The task. Without the images, write out all of the following entries exactly.

Exercise materials.
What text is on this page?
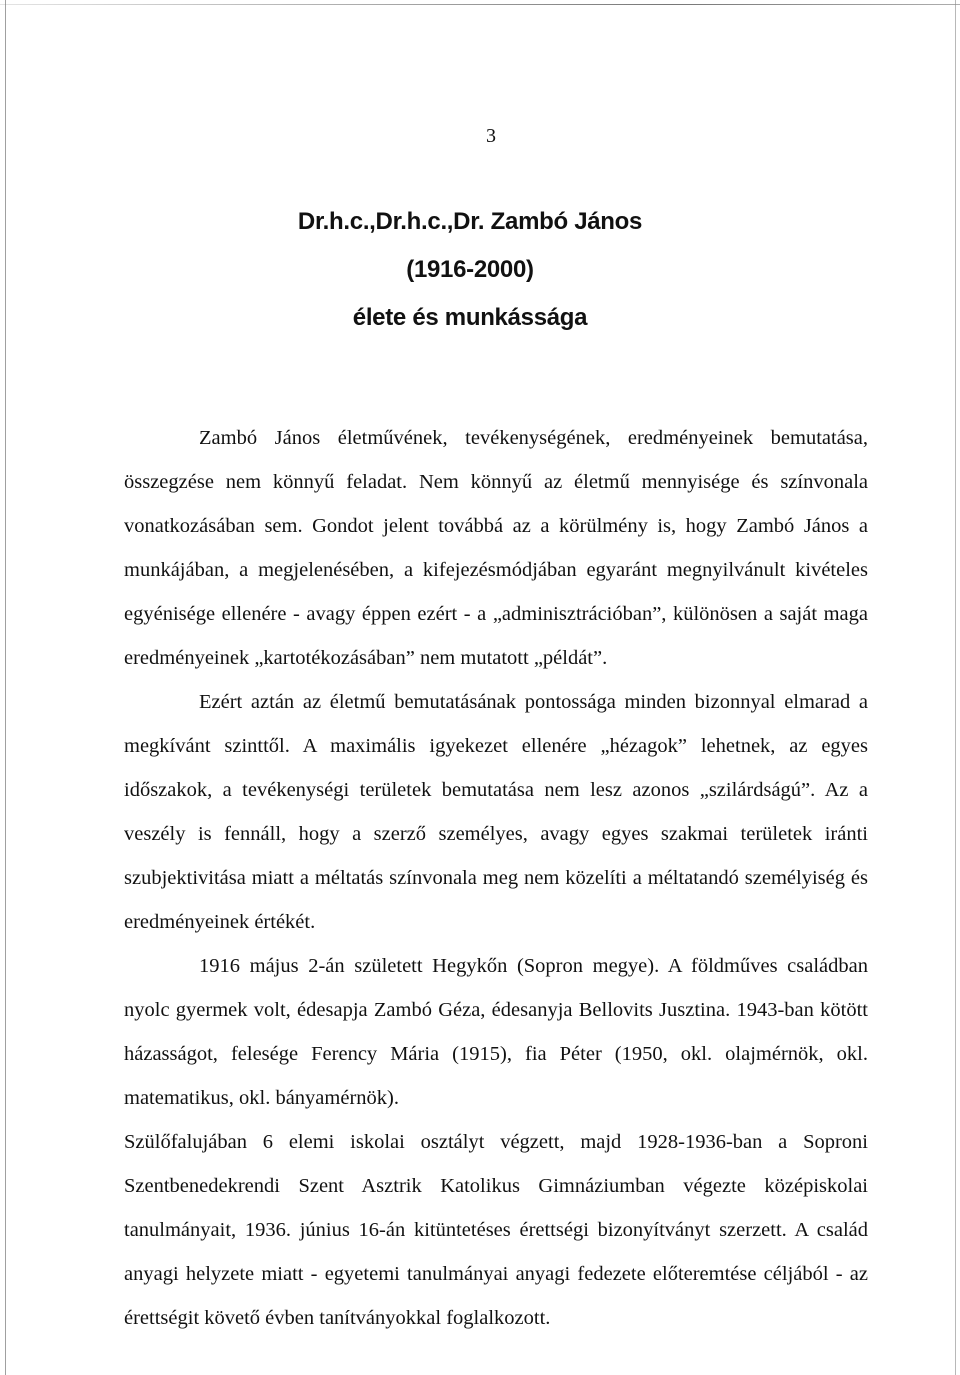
3
Dr.h.c.,Dr.h.c.,Dr. Zambó János
(1916-2000)
élete és munkássága

Zambó János életművének, tevékenységének, eredményeinek bemutatása, összegzése nem könnyű feladat. Nem könnyű az életmű mennyisége és színvonala vonatkozásában sem. Gondot jelent továbbá az a körülmény is, hogy Zambó János a munkájában, a megjelenésében, a kifejezésmódjában egyaránt megnyilvánult kivételes egyénisége ellenére - avagy éppen ezért - a „adminisztrációban”, különösen a saját maga eredményeinek „kartotékozásában” nem mutatott „példát”.

Ezért aztán az életmű bemutatásának pontossága minden bizonnyal elmarad a megkívánt szinttől. A maximális igyekezet ellenére „hézagok” lehetnek, az egyes időszakok, a tevékenységi területek bemutatása nem lesz azonos „szilárdságú”. Az a veszély is fennáll, hogy a szerző személyes, avagy egyes szakmai területek iránti szubjektivitása miatt a méltatás színvonala meg nem közelíti a méltatandó személyiség és eredményeinek értékét.

1916 május 2-án született Hegykőn (Sopron megye). A földműves családban nyolc gyermek volt, édesapja Zambó Géza, édesanyja Bellovits Jusztina. 1943-ban kötött házasságot, felesége Ferency Mária (1915), fia Péter (1950, okl. olajmérnök, okl. matematikus, okl. bányamérnök).

Szülőfalujában 6 elemi iskolai osztályt végzett, majd 1928-1936-ban a Soproni Szentbenedekrendi Szent Asztrik Katolikus Gimnáziumban végezte középiskolai tanulmányait, 1936. június 16-án kitüntetéses érettségi bizonyítványt szerzett. A család anyagi helyzete miatt - egyetemi tanulmányai anyagi fedezete előteremtése céljából - az érettségit követő évben tanítványokkal foglalkozott.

Completed exercise.
What text is on this page?
3
Dr.h.c.,Dr.h.c.,Dr. Zambó János
(1916-2000)
élete és munkássága

Zambó János életművének, tevékenységének, eredményeinek bemutatása, összegzése nem könnyű feladat. Nem könnyű az életmű mennyisége és színvonala vonatkozásában sem. Gondot jelent továbbá az a körülmény is, hogy Zambó János a munkájában, a megjelenésében, a kifejezésmódjában egyaránt megnyilvánult kivételes egyénisége ellenére - avagy éppen ezért - a „adminisztrációban”, különösen a saját maga eredményeinek „kartotékozásában” nem mutatott „példát”.

Ezért aztán az életmű bemutatásának pontossága minden bizonnyal elmarad a megkívánt szinttől. A maximális igyekezet ellenére „hézagok” lehetnek, az egyes időszakok, a tevékenységi területek bemutatása nem lesz azonos „szilárdságú”. Az a veszély is fennáll, hogy a szerző személyes, avagy egyes szakmai területek iránti szubjektivitása miatt a méltatás színvonala meg nem közelíti a méltatandó személyiség és eredményeinek értékét.

1916 május 2-án született Hegykőn (Sopron megye). A földműves családban nyolc gyermek volt, édesapja Zambó Géza, édesanyja Bellovits Jusztina. 1943-ban kötött házasságot, felesége Ferency Mária (1915), fia Péter (1950, okl. olajmérnök, okl. matematikus, okl. bányamérnök).

Szülőfalujában 6 elemi iskolai osztályt végzett, majd 1928-1936-ban a Soproni Szentbenedekrendi Szent Asztrik Katolikus Gimnáziumban végezte középiskolai tanulmányait, 1936. június 16-án kitüntetéses érettségi bizonyítványt szerzett. A család anyagi helyzete miatt - egyetemi tanulmányai anyagi fedezete előteremtése céljából - az érettségit követő évben tanítványokkal foglalkozott.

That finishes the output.